Short problem: Give a verbatim quotation of every record.

Data to process:
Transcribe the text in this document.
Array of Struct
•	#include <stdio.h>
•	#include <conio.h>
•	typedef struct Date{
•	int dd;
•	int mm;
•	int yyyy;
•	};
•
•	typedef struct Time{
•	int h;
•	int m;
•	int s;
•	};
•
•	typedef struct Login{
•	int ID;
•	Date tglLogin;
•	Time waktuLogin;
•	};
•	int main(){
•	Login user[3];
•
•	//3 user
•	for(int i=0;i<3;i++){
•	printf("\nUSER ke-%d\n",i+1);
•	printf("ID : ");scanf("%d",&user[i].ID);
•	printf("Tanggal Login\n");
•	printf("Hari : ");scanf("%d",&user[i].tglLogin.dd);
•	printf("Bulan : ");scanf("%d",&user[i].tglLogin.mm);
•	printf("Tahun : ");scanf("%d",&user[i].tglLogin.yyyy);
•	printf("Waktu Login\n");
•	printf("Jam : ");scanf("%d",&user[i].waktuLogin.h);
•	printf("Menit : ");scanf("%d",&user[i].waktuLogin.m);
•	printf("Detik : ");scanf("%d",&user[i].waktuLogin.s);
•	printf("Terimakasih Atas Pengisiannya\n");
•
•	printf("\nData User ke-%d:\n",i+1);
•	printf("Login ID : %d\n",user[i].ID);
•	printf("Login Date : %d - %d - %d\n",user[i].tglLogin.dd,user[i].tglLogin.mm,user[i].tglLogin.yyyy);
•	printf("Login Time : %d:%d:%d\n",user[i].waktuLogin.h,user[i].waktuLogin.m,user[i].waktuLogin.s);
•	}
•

Output for this task:
Transcribe the text in this document.
Array of Struct
•	#include <stdio.h>
•	#include <conio.h>
•	typedef struct Date{
•	int dd;
•	int mm;
•	int yyyy;
•	};
•
•	typedef struct Time{
•	int h;
•	int m;
•	int s;
•	};
•
•	typedef struct Login{
•	int ID;
•	Date tglLogin;
•	Time waktuLogin;
•	};
•	int main(){
•	Login user[3];
•
•	//3 user
•	for(int i=0;i<3;i++){
•	printf("\nUSER ke-%d\n",i+1);
•	printf("ID : ");scanf("%d",&user[i].ID);
•	printf("Tanggal Login\n");
•	printf("Hari : ");scanf("%d",&user[i].tglLogin.dd);
•	printf("Bulan : ");scanf("%d",&user[i].tglLogin.mm);
•	printf("Tahun : ");scanf("%d",&user[i].tglLogin.yyyy);
•	printf("Waktu Login\n");
•	printf("Jam : ");scanf("%d",&user[i].waktuLogin.h);
•	printf("Menit : ");scanf("%d",&user[i].waktuLogin.m);
•	printf("Detik : ");scanf("%d",&user[i].waktuLogin.s);
•	printf("Terimakasih Atas Pengisiannya\n");
•
•	printf("\nData User ke-%d:\n",i+1);
•	printf("Login ID : %d\n",user[i].ID);
•	printf("Login Date : %d - %d - %d\n",user[i].tglLogin.dd,user[i].tglLogin.mm,user[i].tglLogin.yyyy);
•	printf("Login Time : %d:%d:%d\n",user[i].waktuLogin.h,user[i].waktuLogin.m,user[i].waktuLogin.s);
•	}
•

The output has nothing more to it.